__Aim of the task__
Find how many lines in the material contain "page"; your answer should be that number alone.

__Extracted information__
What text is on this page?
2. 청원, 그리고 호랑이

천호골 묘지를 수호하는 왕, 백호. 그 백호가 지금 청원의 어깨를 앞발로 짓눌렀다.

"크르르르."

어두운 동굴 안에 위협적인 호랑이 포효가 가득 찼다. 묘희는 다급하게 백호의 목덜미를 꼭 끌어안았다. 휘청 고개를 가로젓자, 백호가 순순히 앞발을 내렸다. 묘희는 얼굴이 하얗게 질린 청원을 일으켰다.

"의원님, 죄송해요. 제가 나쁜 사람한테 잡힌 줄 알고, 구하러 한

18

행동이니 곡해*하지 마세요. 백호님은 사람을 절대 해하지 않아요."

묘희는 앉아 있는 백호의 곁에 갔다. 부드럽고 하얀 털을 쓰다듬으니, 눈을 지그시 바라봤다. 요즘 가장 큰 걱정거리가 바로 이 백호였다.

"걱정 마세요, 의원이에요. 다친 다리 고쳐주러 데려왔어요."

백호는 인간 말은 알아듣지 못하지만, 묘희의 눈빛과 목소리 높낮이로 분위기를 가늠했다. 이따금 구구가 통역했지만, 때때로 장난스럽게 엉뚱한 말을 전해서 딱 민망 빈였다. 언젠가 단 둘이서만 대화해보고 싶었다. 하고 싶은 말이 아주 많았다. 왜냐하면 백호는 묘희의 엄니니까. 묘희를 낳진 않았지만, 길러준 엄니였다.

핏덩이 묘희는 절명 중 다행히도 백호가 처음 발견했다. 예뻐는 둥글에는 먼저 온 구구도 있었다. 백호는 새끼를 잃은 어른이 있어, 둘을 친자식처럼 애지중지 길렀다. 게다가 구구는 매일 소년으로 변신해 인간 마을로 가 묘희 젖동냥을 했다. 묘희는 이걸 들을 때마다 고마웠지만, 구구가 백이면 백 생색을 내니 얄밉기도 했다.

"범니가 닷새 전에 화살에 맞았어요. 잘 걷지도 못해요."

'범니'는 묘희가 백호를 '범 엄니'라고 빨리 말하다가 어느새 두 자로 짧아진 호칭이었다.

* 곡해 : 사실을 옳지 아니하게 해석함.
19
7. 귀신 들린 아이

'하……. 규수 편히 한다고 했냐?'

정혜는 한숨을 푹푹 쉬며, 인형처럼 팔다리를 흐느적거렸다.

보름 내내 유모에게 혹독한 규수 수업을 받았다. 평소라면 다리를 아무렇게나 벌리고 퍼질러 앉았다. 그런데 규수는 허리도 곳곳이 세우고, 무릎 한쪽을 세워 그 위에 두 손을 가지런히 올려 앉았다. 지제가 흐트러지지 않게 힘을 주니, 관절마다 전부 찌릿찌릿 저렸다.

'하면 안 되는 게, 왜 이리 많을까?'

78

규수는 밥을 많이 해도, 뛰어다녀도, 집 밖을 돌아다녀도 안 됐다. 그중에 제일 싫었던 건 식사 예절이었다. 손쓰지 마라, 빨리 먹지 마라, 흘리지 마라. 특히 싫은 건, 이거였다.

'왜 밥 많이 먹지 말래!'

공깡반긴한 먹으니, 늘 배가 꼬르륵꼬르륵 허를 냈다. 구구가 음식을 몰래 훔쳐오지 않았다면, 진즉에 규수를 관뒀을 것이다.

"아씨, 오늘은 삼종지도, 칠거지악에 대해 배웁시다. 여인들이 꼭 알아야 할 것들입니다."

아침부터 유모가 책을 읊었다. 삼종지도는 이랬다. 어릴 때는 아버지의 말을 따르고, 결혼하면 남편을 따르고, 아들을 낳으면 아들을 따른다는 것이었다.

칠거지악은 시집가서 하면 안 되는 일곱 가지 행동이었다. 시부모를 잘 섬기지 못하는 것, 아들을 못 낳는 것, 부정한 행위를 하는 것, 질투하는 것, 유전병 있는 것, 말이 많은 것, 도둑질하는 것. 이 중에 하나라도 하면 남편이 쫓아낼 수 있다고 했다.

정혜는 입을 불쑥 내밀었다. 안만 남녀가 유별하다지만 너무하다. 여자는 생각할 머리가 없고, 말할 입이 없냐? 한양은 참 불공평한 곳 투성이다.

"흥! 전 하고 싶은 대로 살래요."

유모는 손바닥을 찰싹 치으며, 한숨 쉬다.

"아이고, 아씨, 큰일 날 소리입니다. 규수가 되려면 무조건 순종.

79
...
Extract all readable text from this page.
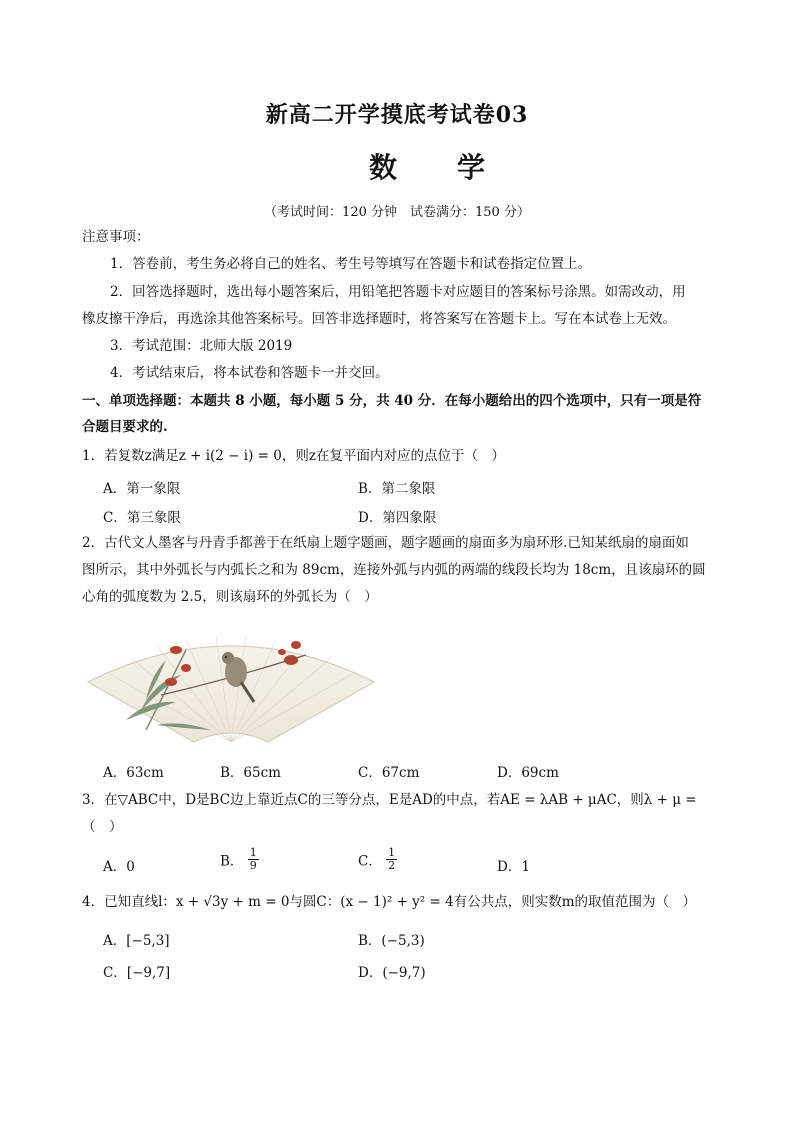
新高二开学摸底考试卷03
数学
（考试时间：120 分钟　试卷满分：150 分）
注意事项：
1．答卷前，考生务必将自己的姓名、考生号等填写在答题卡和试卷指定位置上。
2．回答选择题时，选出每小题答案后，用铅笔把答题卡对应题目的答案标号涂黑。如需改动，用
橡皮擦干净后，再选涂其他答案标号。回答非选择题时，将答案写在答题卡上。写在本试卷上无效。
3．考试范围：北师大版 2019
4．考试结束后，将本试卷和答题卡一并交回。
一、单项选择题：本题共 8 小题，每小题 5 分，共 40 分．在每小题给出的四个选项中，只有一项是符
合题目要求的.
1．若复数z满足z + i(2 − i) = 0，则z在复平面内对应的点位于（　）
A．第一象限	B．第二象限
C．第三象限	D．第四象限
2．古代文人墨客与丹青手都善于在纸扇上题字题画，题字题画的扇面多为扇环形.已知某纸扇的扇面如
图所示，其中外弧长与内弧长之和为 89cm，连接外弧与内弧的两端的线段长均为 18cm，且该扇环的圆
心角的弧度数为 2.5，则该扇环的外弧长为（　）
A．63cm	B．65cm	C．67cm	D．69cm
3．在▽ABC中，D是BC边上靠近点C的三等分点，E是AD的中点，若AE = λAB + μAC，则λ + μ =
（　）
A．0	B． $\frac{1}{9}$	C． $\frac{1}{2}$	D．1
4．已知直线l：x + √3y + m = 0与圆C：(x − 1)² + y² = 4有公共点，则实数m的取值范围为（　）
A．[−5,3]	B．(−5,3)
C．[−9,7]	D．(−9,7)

__Correct result__
2